**Description of the task**
Put the material starting at the line containing "I need the location" and ending at the line containing "171, 755, 177]" into a numbered list, with any blank lines dropped.

**Information shown**
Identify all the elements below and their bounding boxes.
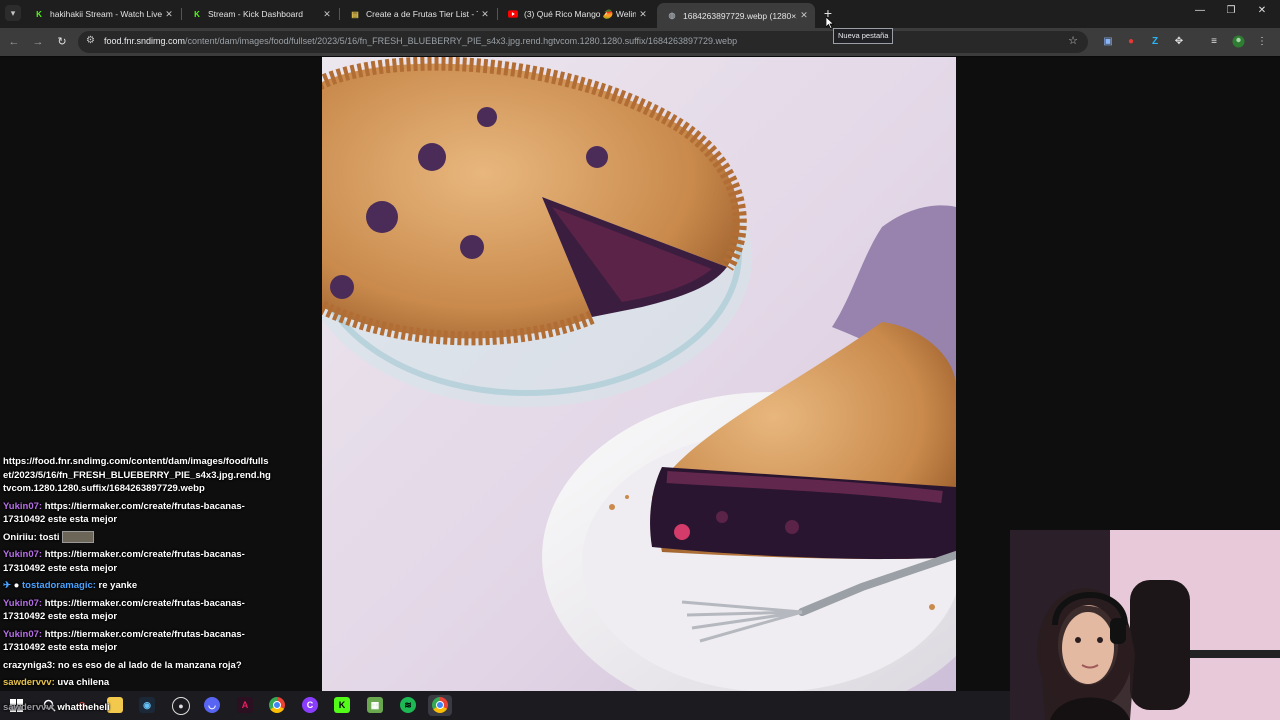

...

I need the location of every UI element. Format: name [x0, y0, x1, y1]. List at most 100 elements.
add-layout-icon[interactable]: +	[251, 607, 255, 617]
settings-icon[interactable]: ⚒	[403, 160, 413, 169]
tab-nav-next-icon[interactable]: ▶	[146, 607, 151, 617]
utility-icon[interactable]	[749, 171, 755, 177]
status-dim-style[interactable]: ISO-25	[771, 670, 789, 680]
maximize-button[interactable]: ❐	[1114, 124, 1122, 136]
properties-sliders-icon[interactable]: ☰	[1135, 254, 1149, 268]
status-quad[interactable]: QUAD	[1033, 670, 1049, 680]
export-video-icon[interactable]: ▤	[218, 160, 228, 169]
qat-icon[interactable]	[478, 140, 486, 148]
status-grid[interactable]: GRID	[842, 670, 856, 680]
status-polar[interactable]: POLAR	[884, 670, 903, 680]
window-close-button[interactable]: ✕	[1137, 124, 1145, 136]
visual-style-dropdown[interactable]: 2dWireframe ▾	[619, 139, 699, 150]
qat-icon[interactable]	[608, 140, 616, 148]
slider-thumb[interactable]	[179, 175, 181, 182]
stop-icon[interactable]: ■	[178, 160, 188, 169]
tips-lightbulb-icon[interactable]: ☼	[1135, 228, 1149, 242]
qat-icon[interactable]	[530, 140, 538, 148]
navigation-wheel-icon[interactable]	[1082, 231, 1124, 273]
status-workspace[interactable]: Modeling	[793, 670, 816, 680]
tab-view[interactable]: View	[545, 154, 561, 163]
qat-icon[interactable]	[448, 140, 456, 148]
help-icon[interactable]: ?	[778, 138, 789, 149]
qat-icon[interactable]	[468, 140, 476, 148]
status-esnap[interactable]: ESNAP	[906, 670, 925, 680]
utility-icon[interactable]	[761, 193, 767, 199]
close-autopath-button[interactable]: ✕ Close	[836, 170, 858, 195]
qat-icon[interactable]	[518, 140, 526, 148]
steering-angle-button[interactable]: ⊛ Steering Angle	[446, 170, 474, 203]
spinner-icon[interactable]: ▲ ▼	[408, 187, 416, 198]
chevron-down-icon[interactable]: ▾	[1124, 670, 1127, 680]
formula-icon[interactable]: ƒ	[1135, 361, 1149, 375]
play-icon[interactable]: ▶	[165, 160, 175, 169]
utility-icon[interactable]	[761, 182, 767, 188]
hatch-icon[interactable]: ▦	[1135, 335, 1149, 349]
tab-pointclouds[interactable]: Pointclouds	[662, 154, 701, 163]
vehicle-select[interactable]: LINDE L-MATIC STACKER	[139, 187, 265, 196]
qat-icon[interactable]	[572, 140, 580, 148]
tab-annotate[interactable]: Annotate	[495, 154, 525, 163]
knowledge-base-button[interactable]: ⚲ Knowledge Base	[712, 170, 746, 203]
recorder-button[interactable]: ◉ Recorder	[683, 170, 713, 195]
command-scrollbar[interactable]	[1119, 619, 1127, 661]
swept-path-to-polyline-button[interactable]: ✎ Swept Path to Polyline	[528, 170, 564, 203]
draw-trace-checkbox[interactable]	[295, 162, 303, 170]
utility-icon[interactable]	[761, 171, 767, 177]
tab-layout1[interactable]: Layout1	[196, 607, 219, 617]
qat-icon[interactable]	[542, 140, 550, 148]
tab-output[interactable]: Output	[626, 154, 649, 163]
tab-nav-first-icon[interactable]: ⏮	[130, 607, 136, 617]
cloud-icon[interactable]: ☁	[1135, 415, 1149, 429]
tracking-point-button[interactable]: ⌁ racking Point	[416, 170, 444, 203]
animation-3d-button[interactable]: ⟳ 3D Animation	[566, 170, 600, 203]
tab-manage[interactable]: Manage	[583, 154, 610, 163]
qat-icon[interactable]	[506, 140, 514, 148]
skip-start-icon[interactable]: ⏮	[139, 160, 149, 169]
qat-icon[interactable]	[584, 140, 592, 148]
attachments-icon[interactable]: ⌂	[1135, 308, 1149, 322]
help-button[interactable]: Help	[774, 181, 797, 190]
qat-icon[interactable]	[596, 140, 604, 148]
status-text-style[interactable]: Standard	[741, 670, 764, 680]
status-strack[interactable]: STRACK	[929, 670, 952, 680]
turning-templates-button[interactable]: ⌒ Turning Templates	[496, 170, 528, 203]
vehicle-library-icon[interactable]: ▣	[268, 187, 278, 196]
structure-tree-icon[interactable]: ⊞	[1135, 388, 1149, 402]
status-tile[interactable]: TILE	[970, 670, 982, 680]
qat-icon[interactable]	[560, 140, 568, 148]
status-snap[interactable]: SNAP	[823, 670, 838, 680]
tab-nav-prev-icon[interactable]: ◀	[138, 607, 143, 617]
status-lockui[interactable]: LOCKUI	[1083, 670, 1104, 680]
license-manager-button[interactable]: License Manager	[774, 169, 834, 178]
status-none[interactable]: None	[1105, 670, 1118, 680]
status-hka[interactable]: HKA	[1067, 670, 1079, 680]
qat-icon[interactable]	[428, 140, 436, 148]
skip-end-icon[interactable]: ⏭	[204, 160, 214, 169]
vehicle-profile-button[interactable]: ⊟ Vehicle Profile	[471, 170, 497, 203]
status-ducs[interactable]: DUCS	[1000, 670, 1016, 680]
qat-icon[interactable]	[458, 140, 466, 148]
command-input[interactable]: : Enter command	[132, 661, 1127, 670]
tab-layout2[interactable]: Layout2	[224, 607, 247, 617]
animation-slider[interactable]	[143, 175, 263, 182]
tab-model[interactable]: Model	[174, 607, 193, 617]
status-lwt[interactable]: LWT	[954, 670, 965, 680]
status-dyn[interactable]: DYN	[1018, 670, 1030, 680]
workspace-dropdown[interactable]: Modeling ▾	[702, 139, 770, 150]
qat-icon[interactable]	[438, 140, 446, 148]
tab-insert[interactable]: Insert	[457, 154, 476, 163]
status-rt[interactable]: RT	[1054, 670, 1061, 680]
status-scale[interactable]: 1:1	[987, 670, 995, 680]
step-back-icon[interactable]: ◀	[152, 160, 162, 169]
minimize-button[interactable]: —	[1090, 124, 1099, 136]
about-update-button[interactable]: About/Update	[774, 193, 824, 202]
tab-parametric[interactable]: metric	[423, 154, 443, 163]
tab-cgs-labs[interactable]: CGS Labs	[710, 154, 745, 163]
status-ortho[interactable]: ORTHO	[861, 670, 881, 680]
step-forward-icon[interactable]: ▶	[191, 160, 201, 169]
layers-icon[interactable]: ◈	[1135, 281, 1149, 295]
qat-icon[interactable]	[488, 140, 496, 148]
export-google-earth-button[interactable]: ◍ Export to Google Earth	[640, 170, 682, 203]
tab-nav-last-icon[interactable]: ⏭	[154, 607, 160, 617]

---

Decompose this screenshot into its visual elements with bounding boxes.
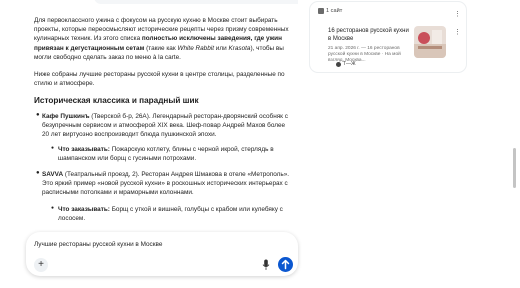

**Solved exercise**
1. I need the location of every UI element. Format: name [x0, y0, x1, y1]. List at most 100 elements.
2. add-layout-icon[interactable]: +	[251, 607, 255, 617]
3. settings-icon[interactable]: ⚒	[403, 160, 413, 169]
4. tab-nav-next-icon[interactable]: ▶	[146, 607, 151, 617]
5. utility-icon[interactable]	[749, 171, 755, 177]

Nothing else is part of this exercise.